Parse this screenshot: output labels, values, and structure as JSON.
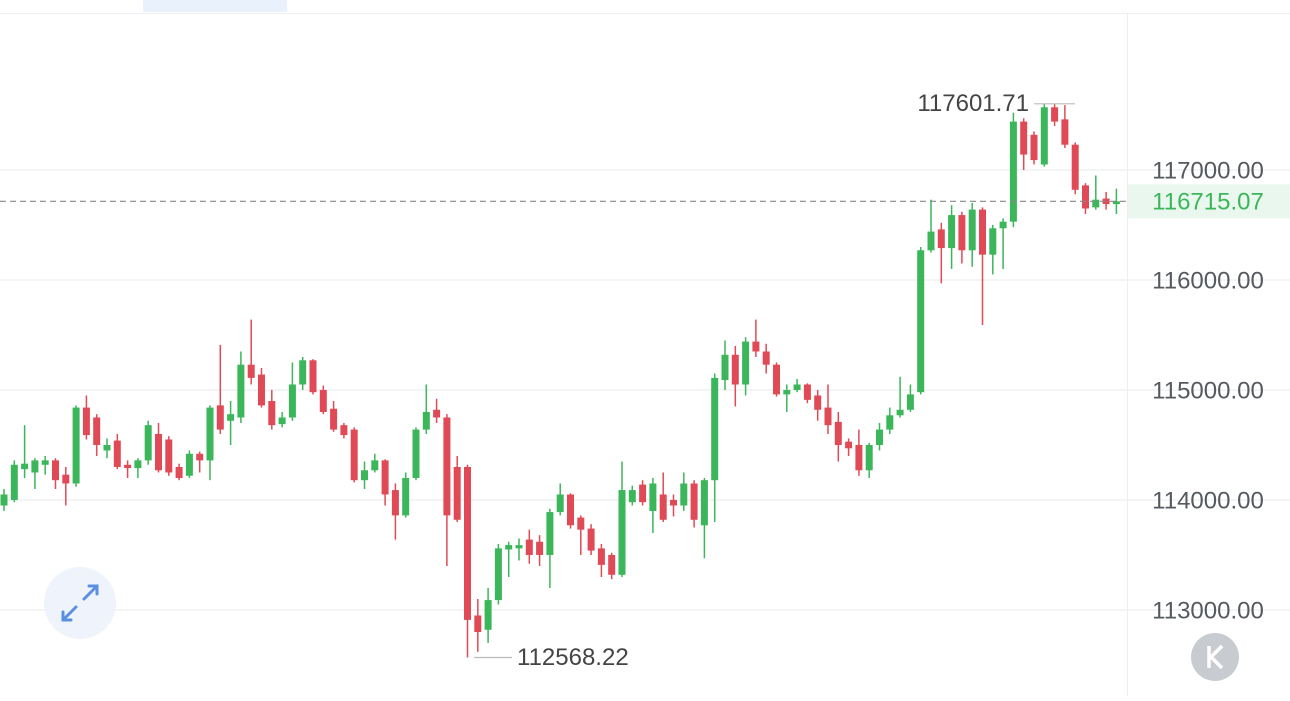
{
  "chart_data": {
    "type": "candlestick",
    "ylim": [
      112318,
      118418
    ],
    "yticks": [
      {
        "value": 113000,
        "label": "113000.00"
      },
      {
        "value": 114000,
        "label": "114000.00"
      },
      {
        "value": 115000,
        "label": "115000.00"
      },
      {
        "value": 116000,
        "label": "116000.00"
      },
      {
        "value": 117000,
        "label": "117000.00"
      }
    ],
    "grid": true,
    "up_color": "#3cb65a",
    "down_color": "#e04a56",
    "high_annotation": 117601.71,
    "low_annotation": 112568.22,
    "last_price": 116715.07,
    "ohlc": [
      [
        113950,
        114100,
        113900,
        114050
      ],
      [
        114000,
        114360,
        113980,
        114320
      ],
      [
        114280,
        114680,
        114200,
        114330
      ],
      [
        114250,
        114380,
        114100,
        114360
      ],
      [
        114320,
        114400,
        114230,
        114360
      ],
      [
        114360,
        114380,
        114100,
        114180
      ],
      [
        114230,
        114300,
        113950,
        114150
      ],
      [
        114150,
        114860,
        114120,
        114840
      ],
      [
        114840,
        114950,
        114550,
        114590
      ],
      [
        114750,
        114780,
        114400,
        114500
      ],
      [
        114450,
        114560,
        114380,
        114500
      ],
      [
        114540,
        114600,
        114280,
        114300
      ],
      [
        114320,
        114360,
        114200,
        114290
      ],
      [
        114290,
        114380,
        114200,
        114360
      ],
      [
        114360,
        114720,
        114320,
        114680
      ],
      [
        114600,
        114700,
        114250,
        114270
      ],
      [
        114550,
        114580,
        114220,
        114250
      ],
      [
        114300,
        114330,
        114180,
        114200
      ],
      [
        114220,
        114450,
        114200,
        114420
      ],
      [
        114420,
        114440,
        114250,
        114360
      ],
      [
        114360,
        114860,
        114180,
        114840
      ],
      [
        114860,
        115410,
        114600,
        114640
      ],
      [
        114720,
        114900,
        114500,
        114780
      ],
      [
        114750,
        115350,
        114700,
        115230
      ],
      [
        115230,
        115640,
        115050,
        115110
      ],
      [
        115140,
        115200,
        114840,
        114860
      ],
      [
        114900,
        115000,
        114640,
        114680
      ],
      [
        114690,
        114800,
        114660,
        114750
      ],
      [
        114750,
        115250,
        114720,
        115050
      ],
      [
        115050,
        115300,
        115000,
        115270
      ],
      [
        115270,
        115280,
        114960,
        114980
      ],
      [
        115000,
        115040,
        114780,
        114800
      ],
      [
        114830,
        114900,
        114620,
        114640
      ],
      [
        114680,
        114700,
        114560,
        114590
      ],
      [
        114640,
        114660,
        114160,
        114180
      ],
      [
        114180,
        114350,
        114100,
        114270
      ],
      [
        114270,
        114420,
        114250,
        114360
      ],
      [
        114360,
        114370,
        113950,
        114050
      ],
      [
        114090,
        114150,
        113640,
        113860
      ],
      [
        113860,
        114250,
        113840,
        114200
      ],
      [
        114200,
        114660,
        114180,
        114640
      ],
      [
        114640,
        115050,
        114600,
        114800
      ],
      [
        114820,
        114920,
        114700,
        114750
      ],
      [
        114750,
        114780,
        113400,
        113860
      ],
      [
        114300,
        114400,
        113800,
        113820
      ],
      [
        114300,
        114320,
        112568.22,
        112910
      ],
      [
        112950,
        113100,
        112620,
        112800
      ],
      [
        112820,
        113200,
        112700,
        113090
      ],
      [
        113090,
        113600,
        113050,
        113560
      ],
      [
        113550,
        113620,
        113300,
        113590
      ],
      [
        113560,
        113650,
        113450,
        113590
      ],
      [
        113640,
        113730,
        113420,
        113500
      ],
      [
        113620,
        113680,
        113400,
        113500
      ],
      [
        113500,
        113920,
        113200,
        113890
      ],
      [
        113890,
        114150,
        113860,
        114050
      ],
      [
        114050,
        114060,
        113740,
        113770
      ],
      [
        113840,
        113860,
        113500,
        113730
      ],
      [
        113740,
        113780,
        113500,
        113540
      ],
      [
        113560,
        113600,
        113300,
        113410
      ],
      [
        113500,
        113520,
        113280,
        113320
      ],
      [
        113320,
        114350,
        113300,
        114090
      ],
      [
        113980,
        114130,
        113950,
        114090
      ],
      [
        114140,
        114180,
        113950,
        113980
      ],
      [
        113900,
        114200,
        113700,
        114150
      ],
      [
        114050,
        114250,
        113800,
        113820
      ],
      [
        114000,
        114050,
        113850,
        113950
      ],
      [
        113950,
        114250,
        113900,
        114150
      ],
      [
        114150,
        114180,
        113750,
        113820
      ],
      [
        113770,
        114200,
        113470,
        114180
      ],
      [
        114180,
        115150,
        113800,
        115110
      ],
      [
        115090,
        115450,
        115000,
        115320
      ],
      [
        115320,
        115400,
        114850,
        115050
      ],
      [
        115050,
        115480,
        114950,
        115440
      ],
      [
        115440,
        115640,
        115300,
        115350
      ],
      [
        115350,
        115420,
        115150,
        115230
      ],
      [
        115230,
        115250,
        114940,
        114960
      ],
      [
        114960,
        115050,
        114800,
        115000
      ],
      [
        115000,
        115100,
        114980,
        115050
      ],
      [
        115050,
        115060,
        114880,
        114910
      ],
      [
        114950,
        115000,
        114720,
        114820
      ],
      [
        114840,
        115050,
        114600,
        114680
      ],
      [
        114710,
        114800,
        114350,
        114500
      ],
      [
        114530,
        114560,
        114400,
        114470
      ],
      [
        114500,
        114640,
        114220,
        114270
      ],
      [
        114270,
        114520,
        114200,
        114500
      ],
      [
        114500,
        114700,
        114450,
        114640
      ],
      [
        114640,
        114840,
        114600,
        114770
      ],
      [
        114770,
        115120,
        114750,
        114820
      ],
      [
        114820,
        115050,
        114800,
        114960
      ],
      [
        114980,
        116300,
        114960,
        116270
      ],
      [
        116270,
        116730,
        116250,
        116440
      ],
      [
        116460,
        116520,
        115970,
        116290
      ],
      [
        116290,
        116680,
        116100,
        116590
      ],
      [
        116590,
        116620,
        116150,
        116270
      ],
      [
        116270,
        116700,
        116120,
        116640
      ],
      [
        116640,
        116660,
        115590,
        116230
      ],
      [
        116230,
        116500,
        116050,
        116470
      ],
      [
        116470,
        116560,
        116100,
        116530
      ],
      [
        116530,
        117520,
        116480,
        117440
      ],
      [
        117440,
        117470,
        117000,
        117140
      ],
      [
        117320,
        117350,
        117050,
        117090
      ],
      [
        117050,
        117600,
        117030,
        117570
      ],
      [
        117570,
        117601.71,
        117400,
        117440
      ],
      [
        117460,
        117590,
        117200,
        117230
      ],
      [
        117230,
        117250,
        116780,
        116820
      ],
      [
        116860,
        116880,
        116600,
        116650
      ],
      [
        116660,
        116950,
        116640,
        116730
      ],
      [
        116740,
        116800,
        116640,
        116690
      ],
      [
        116690,
        116830,
        116600,
        116715.07
      ]
    ]
  }
}
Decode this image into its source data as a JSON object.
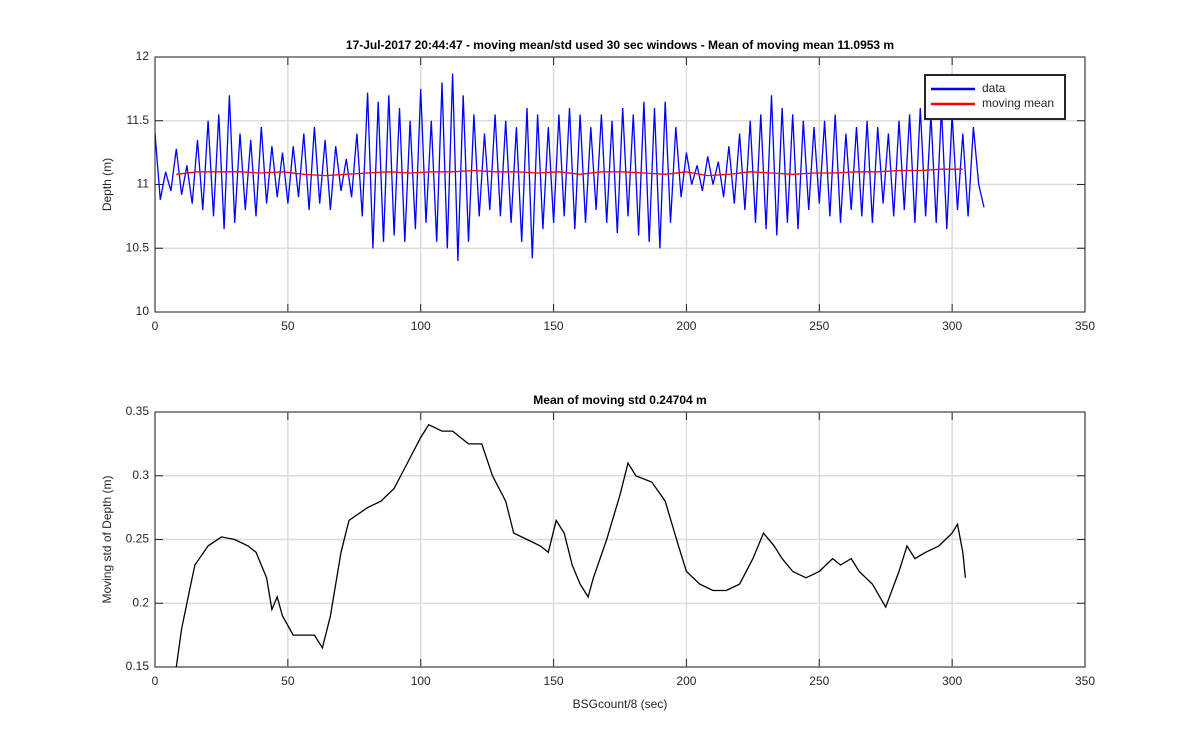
{
  "chart_data": [
    {
      "type": "line",
      "title": "17-Jul-2017 20:44:47 - moving mean/std used 30 sec windows - Mean of moving mean 11.0953 m",
      "ylabel": "Depth (m)",
      "xlim": [
        0,
        350
      ],
      "xticks": [
        0,
        50,
        100,
        150,
        200,
        250,
        300,
        350
      ],
      "ylim": [
        10,
        12
      ],
      "yticks": [
        10,
        10.5,
        11,
        11.5,
        12
      ],
      "grid": true,
      "legend": "northeast",
      "series": [
        {
          "name": "data",
          "color": "#0000ff",
          "x": [
            0,
            2,
            4,
            6,
            8,
            10,
            12,
            14,
            16,
            18,
            20,
            22,
            24,
            26,
            28,
            30,
            32,
            34,
            36,
            38,
            40,
            42,
            44,
            46,
            48,
            50,
            52,
            54,
            56,
            58,
            60,
            62,
            64,
            66,
            68,
            70,
            72,
            74,
            76,
            78,
            80,
            82,
            84,
            86,
            88,
            90,
            92,
            94,
            96,
            98,
            100,
            102,
            104,
            106,
            108,
            110,
            112,
            114,
            116,
            118,
            120,
            122,
            124,
            126,
            128,
            130,
            132,
            134,
            136,
            138,
            140,
            142,
            144,
            146,
            148,
            150,
            152,
            154,
            156,
            158,
            160,
            162,
            164,
            166,
            168,
            170,
            172,
            174,
            176,
            178,
            180,
            182,
            184,
            186,
            188,
            190,
            192,
            194,
            196,
            198,
            200,
            202,
            204,
            206,
            208,
            210,
            212,
            214,
            216,
            218,
            220,
            222,
            224,
            226,
            228,
            230,
            232,
            234,
            236,
            238,
            240,
            242,
            244,
            246,
            248,
            250,
            252,
            254,
            256,
            258,
            260,
            262,
            264,
            266,
            268,
            270,
            272,
            274,
            276,
            278,
            280,
            282,
            284,
            286,
            288,
            290,
            292,
            294,
            296,
            298,
            300,
            302,
            304,
            306,
            308,
            310,
            312
          ],
          "values": [
            11.4,
            10.88,
            11.1,
            10.95,
            11.28,
            10.92,
            11.15,
            10.85,
            11.35,
            10.8,
            11.5,
            10.75,
            11.55,
            10.65,
            11.7,
            10.7,
            11.4,
            10.8,
            11.35,
            10.75,
            11.45,
            10.85,
            11.3,
            10.9,
            11.25,
            10.85,
            11.3,
            10.9,
            11.4,
            10.8,
            11.45,
            10.85,
            11.35,
            10.8,
            11.3,
            10.95,
            11.2,
            10.9,
            11.4,
            10.75,
            11.72,
            10.5,
            11.65,
            10.55,
            11.7,
            10.6,
            11.6,
            10.55,
            11.5,
            10.65,
            11.75,
            10.7,
            11.5,
            10.55,
            11.8,
            10.5,
            11.87,
            10.4,
            11.7,
            10.55,
            11.55,
            10.75,
            11.4,
            10.8,
            11.55,
            10.75,
            11.5,
            10.7,
            11.45,
            10.55,
            11.6,
            10.42,
            11.55,
            10.65,
            11.45,
            10.7,
            11.55,
            10.75,
            11.6,
            10.65,
            11.55,
            10.7,
            11.45,
            10.8,
            11.55,
            10.7,
            11.5,
            10.62,
            11.6,
            10.75,
            11.55,
            10.6,
            11.65,
            10.55,
            11.6,
            10.5,
            11.65,
            10.7,
            11.45,
            10.9,
            11.25,
            11.0,
            11.15,
            10.95,
            11.22,
            11.0,
            11.18,
            10.9,
            11.3,
            10.85,
            11.4,
            10.8,
            11.5,
            10.7,
            11.55,
            10.65,
            11.7,
            10.6,
            11.6,
            10.7,
            11.55,
            10.65,
            11.5,
            10.8,
            11.45,
            10.85,
            11.5,
            10.75,
            11.55,
            10.7,
            11.4,
            10.8,
            11.45,
            10.75,
            11.5,
            10.7,
            11.45,
            10.85,
            11.4,
            10.75,
            11.5,
            10.8,
            11.55,
            10.7,
            11.6,
            10.75,
            11.55,
            10.7,
            11.6,
            10.65,
            11.55,
            10.8,
            11.4,
            10.75,
            11.45,
            11.0,
            10.82
          ]
        },
        {
          "name": "moving mean",
          "color": "#ff0000",
          "x": [
            8,
            16,
            24,
            32,
            40,
            48,
            56,
            64,
            72,
            80,
            88,
            96,
            104,
            112,
            120,
            128,
            136,
            144,
            152,
            160,
            168,
            176,
            184,
            192,
            200,
            208,
            216,
            224,
            232,
            240,
            248,
            256,
            264,
            272,
            280,
            288,
            296,
            304
          ],
          "values": [
            11.08,
            11.1,
            11.1,
            11.1,
            11.09,
            11.1,
            11.08,
            11.07,
            11.08,
            11.09,
            11.1,
            11.09,
            11.1,
            11.1,
            11.11,
            11.1,
            11.1,
            11.09,
            11.1,
            11.08,
            11.1,
            11.1,
            11.09,
            11.08,
            11.1,
            11.07,
            11.08,
            11.1,
            11.09,
            11.08,
            11.09,
            11.09,
            11.1,
            11.1,
            11.11,
            11.11,
            11.12,
            11.12
          ]
        }
      ]
    },
    {
      "type": "line",
      "title": "Mean of moving std 0.24704 m",
      "xlabel": "BSGcount/8 (sec)",
      "ylabel": "Moving std of Depth (m)",
      "xlim": [
        0,
        350
      ],
      "xticks": [
        0,
        50,
        100,
        150,
        200,
        250,
        300,
        350
      ],
      "ylim": [
        0.15,
        0.35
      ],
      "yticks": [
        0.15,
        0.2,
        0.25,
        0.3,
        0.35
      ],
      "grid": true,
      "series": [
        {
          "color": "#000000",
          "x": [
            8,
            10,
            13,
            15,
            20,
            25,
            30,
            35,
            38,
            42,
            44,
            46,
            48,
            52,
            55,
            60,
            63,
            66,
            70,
            73,
            80,
            85,
            90,
            95,
            100,
            103,
            108,
            112,
            118,
            123,
            127,
            132,
            135,
            140,
            145,
            148,
            151,
            154,
            157,
            160,
            163,
            165,
            170,
            175,
            178,
            181,
            187,
            192,
            197,
            200,
            205,
            210,
            215,
            220,
            225,
            229,
            233,
            236,
            240,
            245,
            250,
            255,
            258,
            262,
            265,
            270,
            275,
            280,
            283,
            286,
            290,
            295,
            300,
            302,
            304,
            305
          ],
          "values": [
            0.15,
            0.18,
            0.21,
            0.23,
            0.245,
            0.252,
            0.25,
            0.245,
            0.24,
            0.22,
            0.195,
            0.205,
            0.19,
            0.175,
            0.175,
            0.175,
            0.165,
            0.19,
            0.24,
            0.265,
            0.275,
            0.28,
            0.29,
            0.31,
            0.33,
            0.34,
            0.335,
            0.335,
            0.325,
            0.325,
            0.3,
            0.28,
            0.255,
            0.25,
            0.245,
            0.24,
            0.265,
            0.255,
            0.23,
            0.215,
            0.205,
            0.22,
            0.25,
            0.285,
            0.31,
            0.3,
            0.295,
            0.28,
            0.245,
            0.225,
            0.215,
            0.21,
            0.21,
            0.215,
            0.235,
            0.255,
            0.245,
            0.235,
            0.225,
            0.22,
            0.225,
            0.235,
            0.23,
            0.235,
            0.225,
            0.215,
            0.197,
            0.225,
            0.245,
            0.235,
            0.24,
            0.245,
            0.255,
            0.262,
            0.24,
            0.22
          ]
        }
      ]
    }
  ]
}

__SET PROBLEM__: Using the records above, copy every line that has the word "JSON" in it.

__ANSWER FOR THIS EXERCISE__:
Parse this screenshot: output labels, values, and structure as JSON.
Decode this image into its source data as a JSON object.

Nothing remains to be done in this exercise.